Search the listing for "xlabel" and copy every line where it appears.

#### [RECORDS FOR THIS EXERCISE]
--------------------

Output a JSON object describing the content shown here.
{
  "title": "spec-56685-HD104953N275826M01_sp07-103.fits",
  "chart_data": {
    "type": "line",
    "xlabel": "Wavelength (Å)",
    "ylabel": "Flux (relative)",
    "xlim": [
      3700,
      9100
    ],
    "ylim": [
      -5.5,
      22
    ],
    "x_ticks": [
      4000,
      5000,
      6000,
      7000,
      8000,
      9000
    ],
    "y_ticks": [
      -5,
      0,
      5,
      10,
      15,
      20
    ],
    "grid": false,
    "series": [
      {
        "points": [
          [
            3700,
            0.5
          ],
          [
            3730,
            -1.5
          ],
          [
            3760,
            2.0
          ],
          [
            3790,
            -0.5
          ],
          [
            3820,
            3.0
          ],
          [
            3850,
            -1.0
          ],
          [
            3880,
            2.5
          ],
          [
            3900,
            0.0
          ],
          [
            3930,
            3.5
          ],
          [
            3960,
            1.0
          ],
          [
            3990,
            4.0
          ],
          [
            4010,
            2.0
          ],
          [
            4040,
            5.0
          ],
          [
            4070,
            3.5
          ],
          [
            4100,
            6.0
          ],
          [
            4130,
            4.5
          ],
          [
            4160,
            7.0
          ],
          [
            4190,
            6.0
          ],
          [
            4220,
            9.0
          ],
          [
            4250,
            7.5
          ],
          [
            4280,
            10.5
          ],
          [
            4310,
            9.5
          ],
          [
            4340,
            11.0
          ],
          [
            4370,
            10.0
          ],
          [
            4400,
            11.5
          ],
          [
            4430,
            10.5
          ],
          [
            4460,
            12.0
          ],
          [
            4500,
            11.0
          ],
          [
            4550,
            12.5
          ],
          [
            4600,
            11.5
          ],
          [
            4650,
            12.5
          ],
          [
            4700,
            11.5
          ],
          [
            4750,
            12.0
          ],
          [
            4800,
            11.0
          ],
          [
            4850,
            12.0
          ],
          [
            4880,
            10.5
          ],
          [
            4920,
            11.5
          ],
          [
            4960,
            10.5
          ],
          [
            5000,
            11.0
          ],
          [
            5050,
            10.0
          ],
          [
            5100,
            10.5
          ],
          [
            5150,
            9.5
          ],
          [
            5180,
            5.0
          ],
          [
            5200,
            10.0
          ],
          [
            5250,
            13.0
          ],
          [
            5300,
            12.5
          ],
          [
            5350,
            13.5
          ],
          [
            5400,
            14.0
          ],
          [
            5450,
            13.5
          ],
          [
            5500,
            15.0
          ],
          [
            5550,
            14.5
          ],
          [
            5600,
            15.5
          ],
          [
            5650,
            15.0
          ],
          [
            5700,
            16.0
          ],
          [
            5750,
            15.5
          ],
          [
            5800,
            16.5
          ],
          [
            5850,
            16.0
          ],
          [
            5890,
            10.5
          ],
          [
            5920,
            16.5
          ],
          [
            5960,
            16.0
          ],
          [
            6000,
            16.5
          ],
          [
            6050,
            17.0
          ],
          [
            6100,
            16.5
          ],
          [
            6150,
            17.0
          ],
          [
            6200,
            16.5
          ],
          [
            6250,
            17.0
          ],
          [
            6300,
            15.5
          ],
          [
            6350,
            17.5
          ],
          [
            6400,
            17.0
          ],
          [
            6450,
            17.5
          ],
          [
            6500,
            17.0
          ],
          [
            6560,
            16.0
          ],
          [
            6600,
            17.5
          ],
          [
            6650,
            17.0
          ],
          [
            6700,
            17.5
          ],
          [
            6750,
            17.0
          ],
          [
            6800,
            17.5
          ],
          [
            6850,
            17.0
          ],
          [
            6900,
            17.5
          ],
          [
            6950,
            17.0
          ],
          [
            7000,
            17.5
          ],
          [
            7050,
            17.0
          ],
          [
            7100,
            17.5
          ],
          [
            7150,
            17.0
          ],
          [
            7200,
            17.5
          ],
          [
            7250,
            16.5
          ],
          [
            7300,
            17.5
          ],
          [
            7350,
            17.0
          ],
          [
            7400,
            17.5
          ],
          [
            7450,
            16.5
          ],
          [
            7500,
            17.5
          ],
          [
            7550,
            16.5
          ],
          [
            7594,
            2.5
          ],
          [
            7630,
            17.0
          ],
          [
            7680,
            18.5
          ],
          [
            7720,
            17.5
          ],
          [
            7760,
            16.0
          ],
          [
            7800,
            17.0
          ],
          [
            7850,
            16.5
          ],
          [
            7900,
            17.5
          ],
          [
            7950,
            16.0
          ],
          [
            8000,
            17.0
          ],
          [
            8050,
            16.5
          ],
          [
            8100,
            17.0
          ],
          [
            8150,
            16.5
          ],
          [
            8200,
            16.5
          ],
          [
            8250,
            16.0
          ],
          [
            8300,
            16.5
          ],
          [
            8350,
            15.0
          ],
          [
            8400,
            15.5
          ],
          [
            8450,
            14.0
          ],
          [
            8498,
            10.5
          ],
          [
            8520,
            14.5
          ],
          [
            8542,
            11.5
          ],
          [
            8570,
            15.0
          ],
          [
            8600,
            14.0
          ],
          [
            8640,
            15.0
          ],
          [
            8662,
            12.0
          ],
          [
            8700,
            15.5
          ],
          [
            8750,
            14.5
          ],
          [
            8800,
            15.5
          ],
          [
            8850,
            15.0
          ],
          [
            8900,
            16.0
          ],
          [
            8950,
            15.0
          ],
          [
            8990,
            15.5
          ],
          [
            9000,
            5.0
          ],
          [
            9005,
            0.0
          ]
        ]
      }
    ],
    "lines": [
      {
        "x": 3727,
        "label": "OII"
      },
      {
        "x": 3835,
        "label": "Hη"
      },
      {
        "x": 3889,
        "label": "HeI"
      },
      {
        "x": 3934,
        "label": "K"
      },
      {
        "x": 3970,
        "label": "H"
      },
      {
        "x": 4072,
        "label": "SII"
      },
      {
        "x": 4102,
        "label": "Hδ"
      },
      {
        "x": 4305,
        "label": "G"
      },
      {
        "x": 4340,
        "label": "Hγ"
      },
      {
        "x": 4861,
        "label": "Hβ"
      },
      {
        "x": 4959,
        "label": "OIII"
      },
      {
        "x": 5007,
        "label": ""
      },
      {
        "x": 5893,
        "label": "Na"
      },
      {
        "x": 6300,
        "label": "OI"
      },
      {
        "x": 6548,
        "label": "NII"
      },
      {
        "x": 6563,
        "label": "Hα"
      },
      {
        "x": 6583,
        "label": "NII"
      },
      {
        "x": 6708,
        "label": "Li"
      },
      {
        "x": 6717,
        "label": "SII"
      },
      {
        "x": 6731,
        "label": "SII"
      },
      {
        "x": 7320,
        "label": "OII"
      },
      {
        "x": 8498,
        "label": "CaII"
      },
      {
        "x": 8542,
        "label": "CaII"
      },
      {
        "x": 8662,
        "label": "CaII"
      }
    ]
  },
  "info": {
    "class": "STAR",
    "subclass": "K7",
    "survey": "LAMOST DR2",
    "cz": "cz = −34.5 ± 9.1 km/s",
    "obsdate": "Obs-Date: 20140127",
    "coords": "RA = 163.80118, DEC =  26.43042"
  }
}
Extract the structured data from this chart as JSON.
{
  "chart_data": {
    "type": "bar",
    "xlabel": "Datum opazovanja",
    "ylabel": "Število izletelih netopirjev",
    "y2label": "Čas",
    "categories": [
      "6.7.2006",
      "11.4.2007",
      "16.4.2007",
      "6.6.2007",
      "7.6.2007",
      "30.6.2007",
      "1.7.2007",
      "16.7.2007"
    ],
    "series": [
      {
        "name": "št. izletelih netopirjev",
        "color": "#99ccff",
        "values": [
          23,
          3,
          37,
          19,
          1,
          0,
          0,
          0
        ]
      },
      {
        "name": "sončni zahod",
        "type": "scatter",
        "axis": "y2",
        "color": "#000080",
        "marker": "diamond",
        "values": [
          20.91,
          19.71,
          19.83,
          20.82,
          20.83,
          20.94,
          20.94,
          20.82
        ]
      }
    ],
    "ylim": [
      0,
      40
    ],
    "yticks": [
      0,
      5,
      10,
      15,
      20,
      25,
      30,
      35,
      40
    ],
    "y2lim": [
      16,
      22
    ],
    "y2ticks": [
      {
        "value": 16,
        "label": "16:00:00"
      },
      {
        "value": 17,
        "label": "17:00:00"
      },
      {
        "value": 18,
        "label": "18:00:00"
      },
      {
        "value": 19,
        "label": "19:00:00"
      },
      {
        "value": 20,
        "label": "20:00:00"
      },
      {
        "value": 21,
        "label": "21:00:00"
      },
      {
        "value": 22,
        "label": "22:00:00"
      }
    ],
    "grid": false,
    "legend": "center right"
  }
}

--------------------

#### [COMPLETE RESPONSE]
    "xlabel": "Wavelength (Å)",
    "xlabel": "Datum opazovanja",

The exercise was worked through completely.